Victimology professor talks statistics, procedures and date rape drugs

Christina Gaudio, an investigator and victimology instructor at Rosemont College who formerly worked in victim services in Pennsylvania and New Jersey, travels around the country educating, talking about and researching sexual assault and domestic violence. Here’s what she had to say about misconceptions, statistics, procedures, drugs and behavior surrounding sexual assault.

The following interview has been condensed and edited for clarity. 

What are some statistics about sexual assault you think people might not expect?

I think that the biggest one is that 90 percent of rapes occur with alcohol. That’s some form of alcohol involved. And I think that’s a very large statistic that most people do not know, and when they set back to think about it, it’s a pretty scary statistic.  

What’s the percentage of people who know their assailant beforehand?

Depending on the statistics you follow or the research that you do, it falls between 85 to 90 percent of the time, it’s somebody that you know that sexually assaults you. So it’s only about 10-15 percent that it’s that random stranger lurking in the bushes, or jumping down at you from a dark alley. I think that one’s always been the one that resonates with most people.

What is rape really about?

Dataset:
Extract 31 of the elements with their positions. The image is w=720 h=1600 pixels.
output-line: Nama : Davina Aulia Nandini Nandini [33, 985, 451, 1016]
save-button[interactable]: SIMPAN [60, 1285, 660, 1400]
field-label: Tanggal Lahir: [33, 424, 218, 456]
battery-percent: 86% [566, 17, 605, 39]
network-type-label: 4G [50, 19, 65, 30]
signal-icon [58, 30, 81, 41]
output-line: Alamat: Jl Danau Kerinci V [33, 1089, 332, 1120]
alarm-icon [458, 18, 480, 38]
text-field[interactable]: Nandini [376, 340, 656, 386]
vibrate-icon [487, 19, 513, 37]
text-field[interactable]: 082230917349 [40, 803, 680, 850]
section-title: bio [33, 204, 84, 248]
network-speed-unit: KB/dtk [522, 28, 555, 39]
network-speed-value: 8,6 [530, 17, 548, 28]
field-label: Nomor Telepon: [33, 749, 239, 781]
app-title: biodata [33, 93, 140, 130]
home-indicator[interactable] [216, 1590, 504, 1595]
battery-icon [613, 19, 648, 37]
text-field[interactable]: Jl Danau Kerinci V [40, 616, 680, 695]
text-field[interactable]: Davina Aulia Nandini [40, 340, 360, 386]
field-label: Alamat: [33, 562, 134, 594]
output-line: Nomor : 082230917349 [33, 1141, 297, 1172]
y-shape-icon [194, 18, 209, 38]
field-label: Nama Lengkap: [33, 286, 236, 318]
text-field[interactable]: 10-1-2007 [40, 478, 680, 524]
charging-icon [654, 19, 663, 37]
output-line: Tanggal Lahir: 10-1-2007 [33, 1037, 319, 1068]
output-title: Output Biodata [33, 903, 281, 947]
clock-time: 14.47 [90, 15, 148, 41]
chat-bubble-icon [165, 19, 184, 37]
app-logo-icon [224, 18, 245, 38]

Work task A: Reproduce the sexual assault interview from "Depending on the" to "with most people.".
Work task B: In the sexual assault interview, what percentage of rapes does Christina Gaudio say involve alcohol?

Problem solution A:
Depending on the statistics you follow or the research that you do, it falls between 85 to 90 percent of the time, it’s somebody that you know that sexually assaults you. So it’s only about 10-15 percent that it’s that random stranger lurking in the bushes, or jumping down at you from a dark alley. I think that one’s always been the one that resonates with most people.

Problem solution B: 90 percent